» Instructions for the task: Work out the number of lines with "according" in them. Reply with that number and no other words.

Extracted records:
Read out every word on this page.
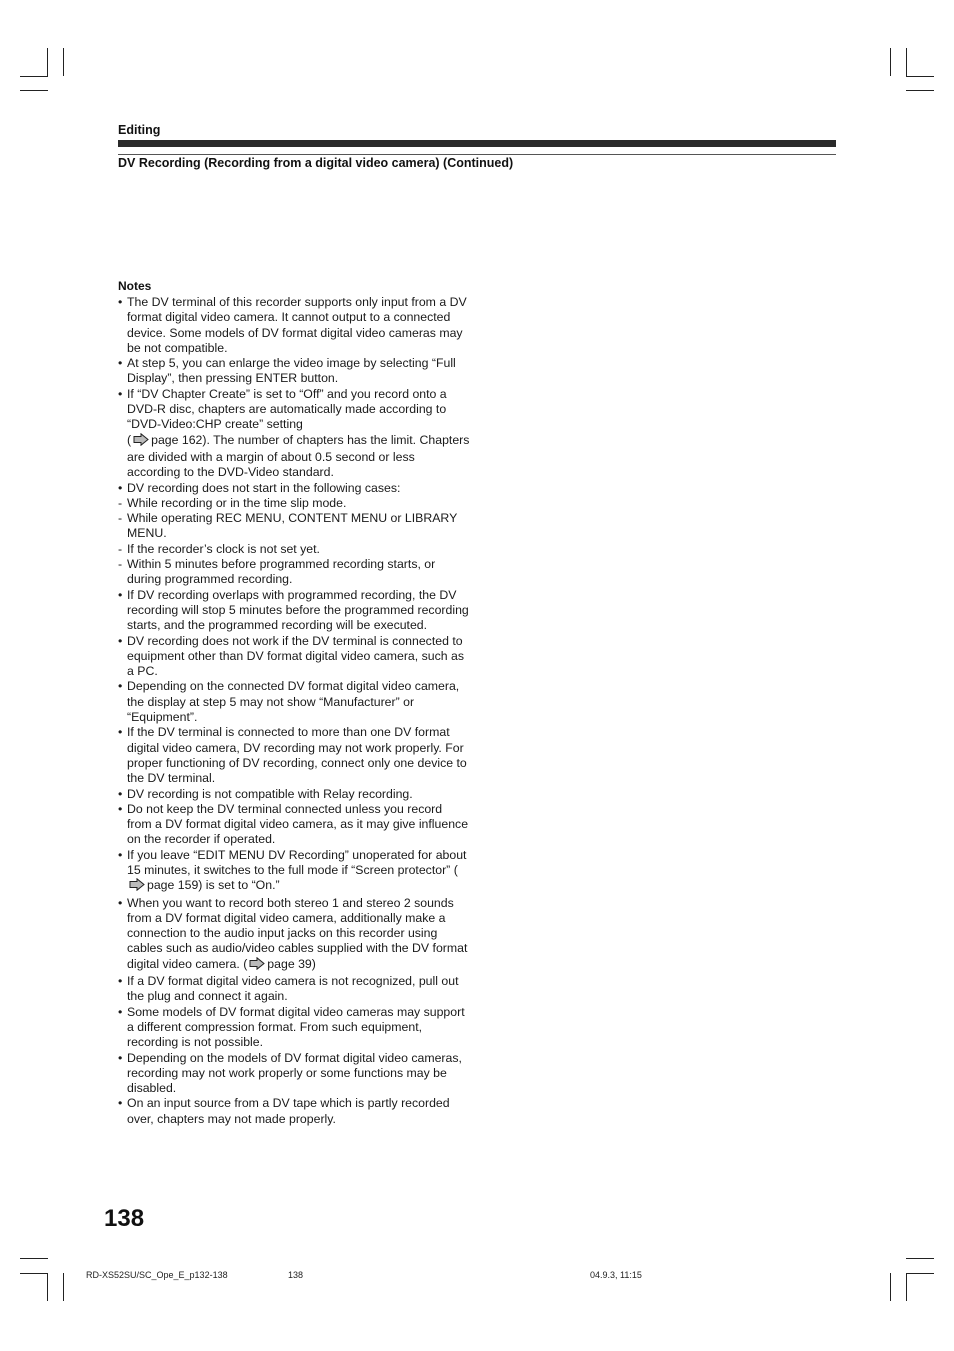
Editing
DV Recording (Recording from a digital video camera) (Continued)
Notes
• The DV terminal of this recorder supports only input from a DV format digital video camera. It cannot output to a connected device. Some models of DV format digital video cameras may be not compatible.
• At step 5, you can enlarge the video image by selecting “Full Display”, then pressing ENTER button.
• If “DV Chapter Create” is set to “Off” and you record onto a DVD-R disc, chapters are automatically made according to “DVD-Video:CHP create” setting
( page 162). The number of chapters has the limit. Chapters are divided with a margin of about 0.5 second or less according to the DVD-Video standard.
• DV recording does not start in the following cases:
- While recording or in the time slip mode.
- While operating REC MENU, CONTENT MENU or LIBRARY MENU.
- If the recorder’s clock is not set yet.
- Within 5 minutes before programmed recording starts, or during programmed recording.
• If DV recording overlaps with programmed recording, the DV recording will stop 5 minutes before the programmed recording starts, and the programmed recording will be executed.
• DV recording does not work if the DV terminal is connected to equipment other than DV format digital video camera, such as a PC.
• Depending on the connected DV format digital video camera, the display at step 5 may not show “Manufacturer” or “Equipment”.
• If the DV terminal is connected to more than one DV format digital video camera, DV recording may not work properly. For proper functioning of DV recording, connect only one device to the DV terminal.
• DV recording is not compatible with Relay recording.
• Do not keep the DV terminal connected unless you record from a DV format digital video camera, as it may give influence on the recorder if operated.
• If you leave “EDIT MENU DV Recording” unoperated for about 15 minutes, it switches to the full mode if “Screen protector” (page 159) is set to “On.”
• When you want to record both stereo 1 and stereo 2 sounds from a DV format digital video camera, additionally make a connection to the audio input jacks on this recorder using cables such as audio/video cables supplied with the DV format digital video camera. ( page 39)
• If a DV format digital video camera is not recognized, pull out the plug and connect it again.
• Some models of DV format digital video cameras may support a different compression format. From such equipment, recording is not possible.
• Depending on the models of DV format digital video cameras, recording may not work properly or some functions may be disabled.
• On an input source from a DV tape which is partly recorded over, chapters may not made properly.
138
RD-XS52SU/SC_Ope_E_p132-138	138	04.9.3, 11:15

» Exercise output: 2